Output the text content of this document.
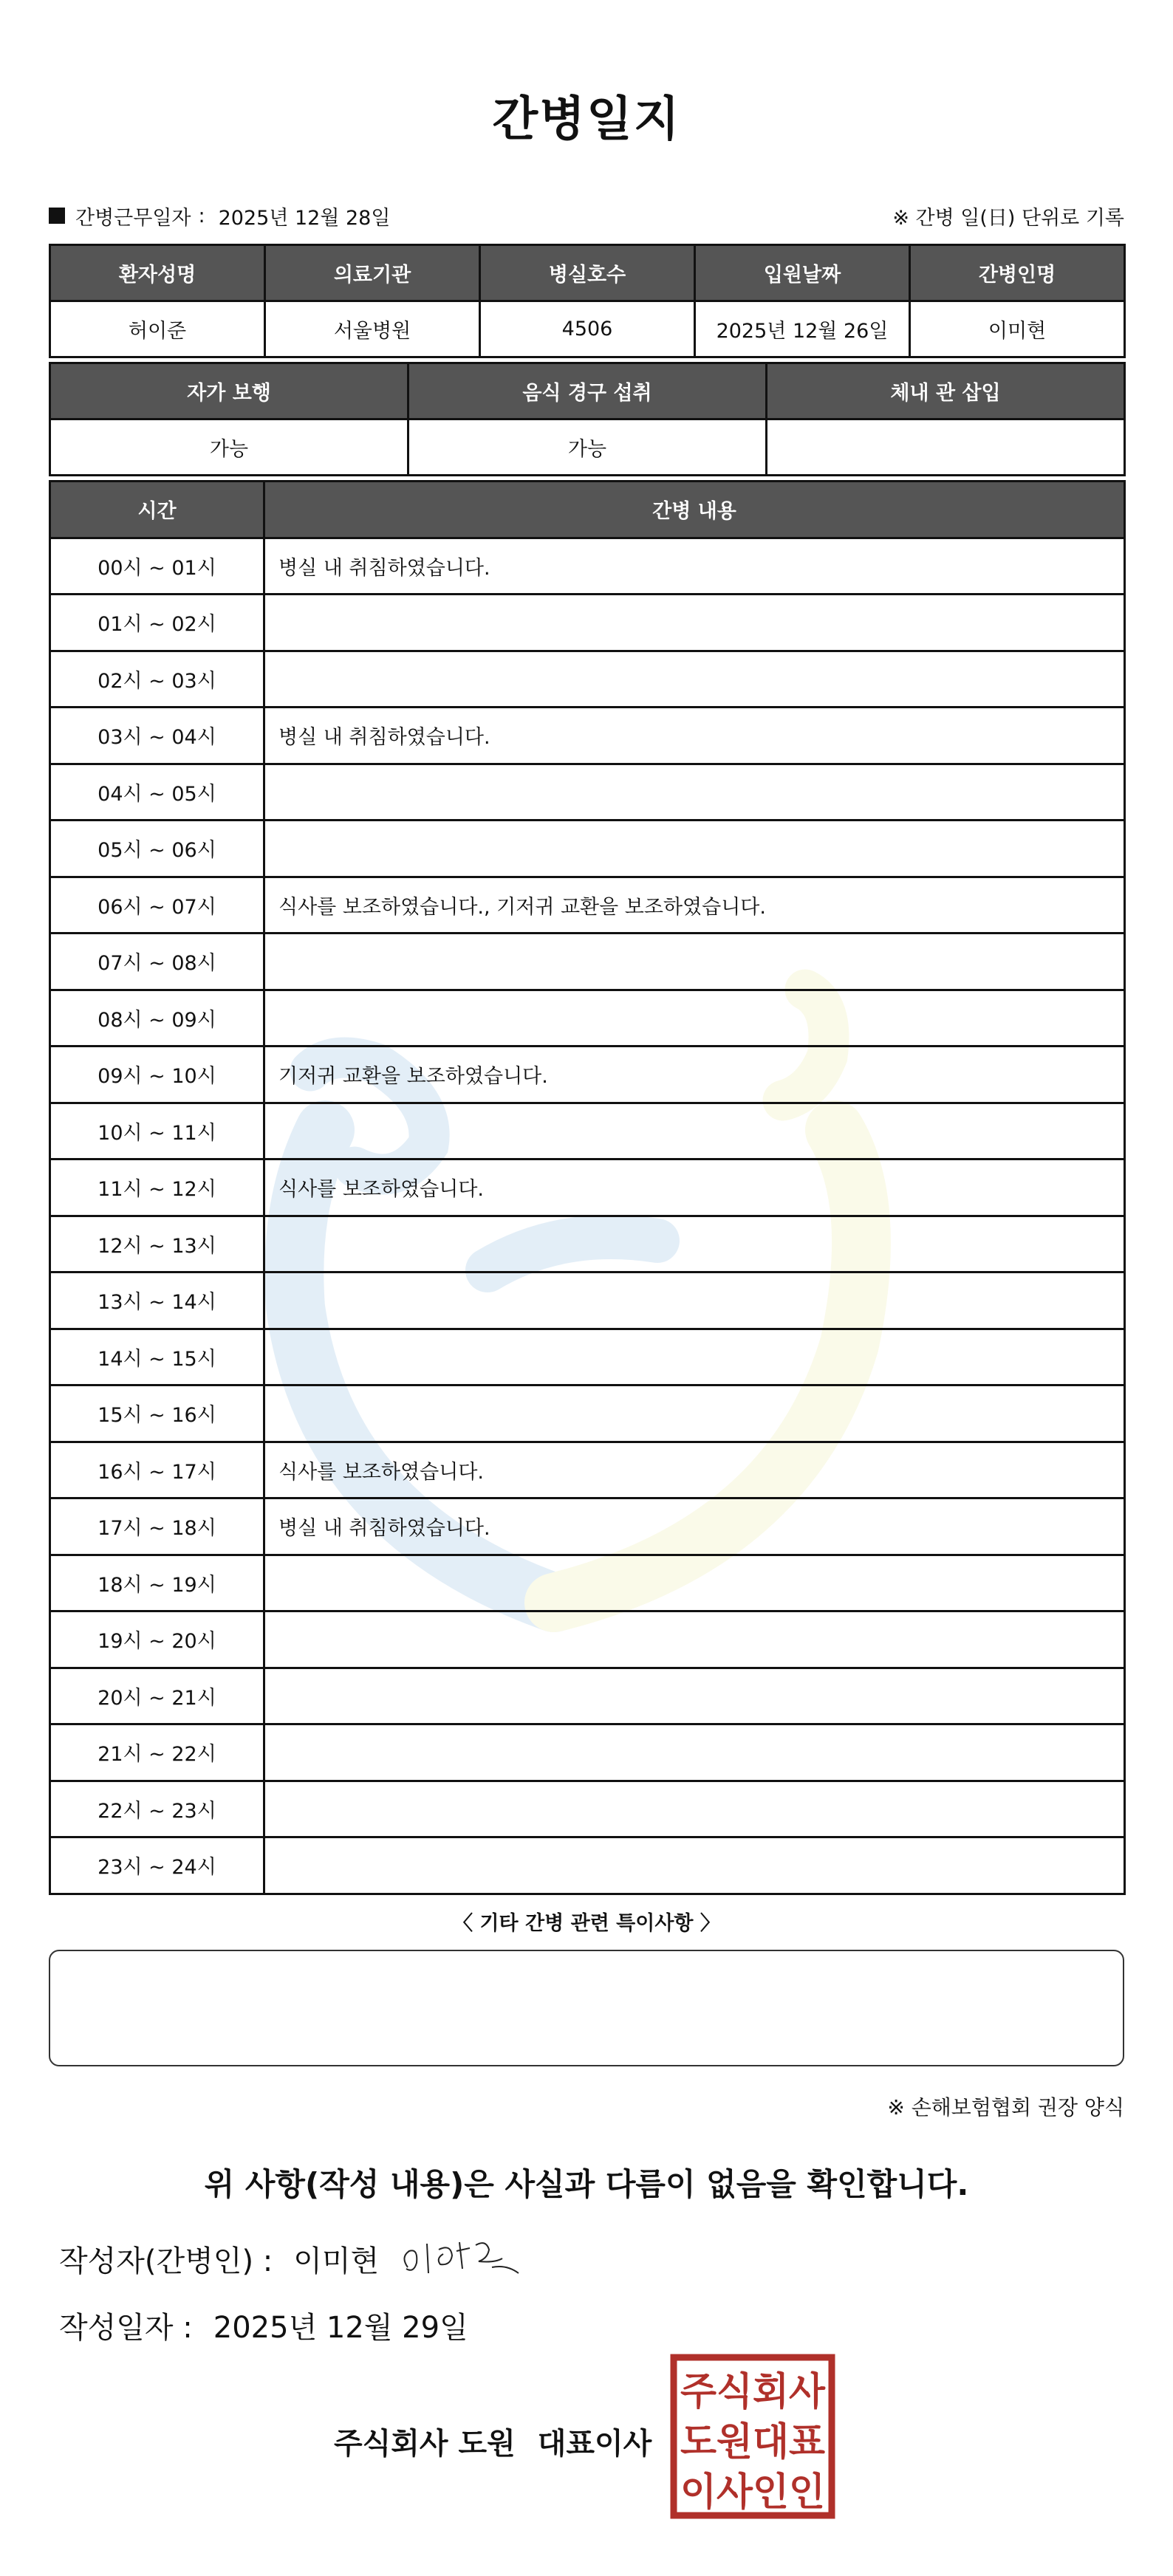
간병일지
간병근무일자 : 2025년 12월 28일	※ 간병 일(日) 단위로 기록
환자성명	의료기관	병실호수	입원날짜	간병인명
허이준	서울병원	4506	2025년 12월 26일	이미현
자가 보행	음식 경구 섭취	체내 관 삽입
가능	가능	
시간	간병 내용
00시 ~ 01시	병실 내 취침하였습니다.
01시 ~ 02시	
02시 ~ 03시	
03시 ~ 04시	병실 내 취침하였습니다.
04시 ~ 05시	
05시 ~ 06시	
06시 ~ 07시	식사를 보조하였습니다., 기저귀 교환을 보조하였습니다.
07시 ~ 08시	
08시 ~ 09시	
09시 ~ 10시	기저귀 교환을 보조하였습니다.
10시 ~ 11시	
11시 ~ 12시	식사를 보조하였습니다.
12시 ~ 13시	
13시 ~ 14시	
14시 ~ 15시	
15시 ~ 16시	
16시 ~ 17시	식사를 보조하였습니다.
17시 ~ 18시	병실 내 취침하였습니다.
18시 ~ 19시	
19시 ~ 20시	
20시 ~ 21시	
21시 ~ 22시	
22시 ~ 23시	
23시 ~ 24시	
〈 기타 간병 관련 특이사항 〉
※ 손해보험협회 권장 양식
위 사항(작성 내용)은 사실과 다름이 없음을 확인합니다.
작성자(간병인) : 이미현
작성일자 : 2025년 12월 29일
주식회사 도원 대표이사
주식회사
도원대표
이사인인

WHAT TO PRODUCE:
Reproduce all entries without any change, and omit the pictures.

ANSWER TO THE PROBLEM:
Output the text content of this document.
간병일지
간병근무일자 : 2025년 12월 28일	※ 간병 일(日) 단위로 기록
환자성명	의료기관	병실호수	입원날짜	간병인명
허이준	서울병원	4506	2025년 12월 26일	이미현
자가 보행	음식 경구 섭취	체내 관 삽입
가능	가능	
시간	간병 내용
00시 ~ 01시	병실 내 취침하였습니다.
01시 ~ 02시	
02시 ~ 03시	
03시 ~ 04시	병실 내 취침하였습니다.
04시 ~ 05시	
05시 ~ 06시	
06시 ~ 07시	식사를 보조하였습니다., 기저귀 교환을 보조하였습니다.
07시 ~ 08시	
08시 ~ 09시	
09시 ~ 10시	기저귀 교환을 보조하였습니다.
10시 ~ 11시	
11시 ~ 12시	식사를 보조하였습니다.
12시 ~ 13시	
13시 ~ 14시	
14시 ~ 15시	
15시 ~ 16시	
16시 ~ 17시	식사를 보조하였습니다.
17시 ~ 18시	병실 내 취침하였습니다.
18시 ~ 19시	
19시 ~ 20시	
20시 ~ 21시	
21시 ~ 22시	
22시 ~ 23시	
23시 ~ 24시	
〈 기타 간병 관련 특이사항 〉
※ 손해보험협회 권장 양식
위 사항(작성 내용)은 사실과 다름이 없음을 확인합니다.
작성자(간병인) : 이미현
작성일자 : 2025년 12월 29일
주식회사 도원 대표이사
주식회사
도원대표
이사인인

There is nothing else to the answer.